The exercise:
Give back every line exactly as it appears, pictures excluded.

Data section:
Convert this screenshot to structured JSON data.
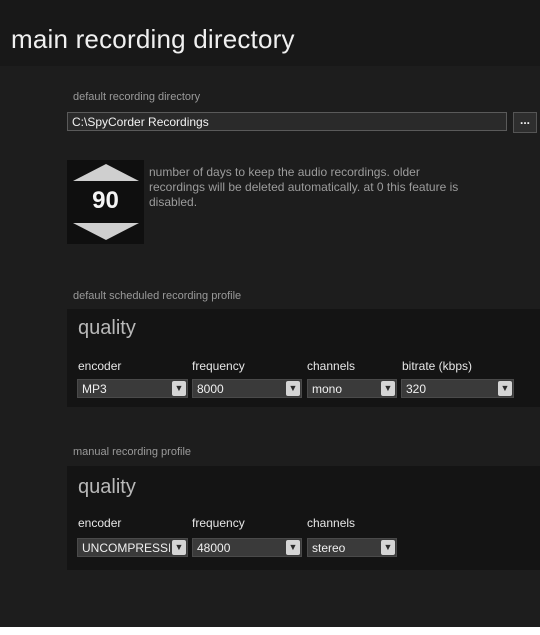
{
  "page": {
    "title": "main recording directory"
  },
  "recording_directory": {
    "label": "default recording directory",
    "value": "C:\\SpyCorder Recordings",
    "browse_label": "..."
  },
  "retention": {
    "days": "90",
    "description": "number of days to keep the audio recordings. older recordings will be deleted automatically. at 0 this feature is disabled."
  },
  "scheduled_profile": {
    "label": "default scheduled recording profile",
    "quality_title": "quality",
    "columns": {
      "encoder": "encoder",
      "frequency": "frequency",
      "channels": "channels",
      "bitrate": "bitrate (kbps)"
    },
    "values": {
      "encoder": "MP3",
      "frequency": "8000",
      "channels": "mono",
      "bitrate": "320"
    }
  },
  "manual_profile": {
    "label": "manual recording profile",
    "quality_title": "quality",
    "columns": {
      "encoder": "encoder",
      "frequency": "frequency",
      "channels": "channels"
    },
    "values": {
      "encoder": "UNCOMPRESSI",
      "frequency": "48000",
      "channels": "stereo"
    }
  },
  "icons": {
    "dropdown": "chevron-down-icon",
    "stepper_up": "triangle-up-icon",
    "stepper_down": "triangle-down-icon"
  },
  "colors": {
    "background": "#181818",
    "section_background": "#141414",
    "dropdown_background": "#3a3a3a",
    "text_primary": "#f0f0f0",
    "text_muted": "#9a9a9a"
  }
}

Exercise result:
Convert this screenshot to structured JSON data.
{
  "page": {
    "title": "main recording directory"
  },
  "recording_directory": {
    "label": "default recording directory",
    "value": "C:\\SpyCorder Recordings",
    "browse_label": "..."
  },
  "retention": {
    "days": "90",
    "description": "number of days to keep the audio recordings. older recordings will be deleted automatically. at 0 this feature is disabled."
  },
  "scheduled_profile": {
    "label": "default scheduled recording profile",
    "quality_title": "quality",
    "columns": {
      "encoder": "encoder",
      "frequency": "frequency",
      "channels": "channels",
      "bitrate": "bitrate (kbps)"
    },
    "values": {
      "encoder": "MP3",
      "frequency": "8000",
      "channels": "mono",
      "bitrate": "320"
    }
  },
  "manual_profile": {
    "label": "manual recording profile",
    "quality_title": "quality",
    "columns": {
      "encoder": "encoder",
      "frequency": "frequency",
      "channels": "channels"
    },
    "values": {
      "encoder": "UNCOMPRESSI",
      "frequency": "48000",
      "channels": "stereo"
    }
  },
  "icons": {
    "dropdown": "chevron-down-icon",
    "stepper_up": "triangle-up-icon",
    "stepper_down": "triangle-down-icon"
  },
  "colors": {
    "background": "#181818",
    "section_background": "#141414",
    "dropdown_background": "#3a3a3a",
    "text_primary": "#f0f0f0",
    "text_muted": "#9a9a9a"
  }
}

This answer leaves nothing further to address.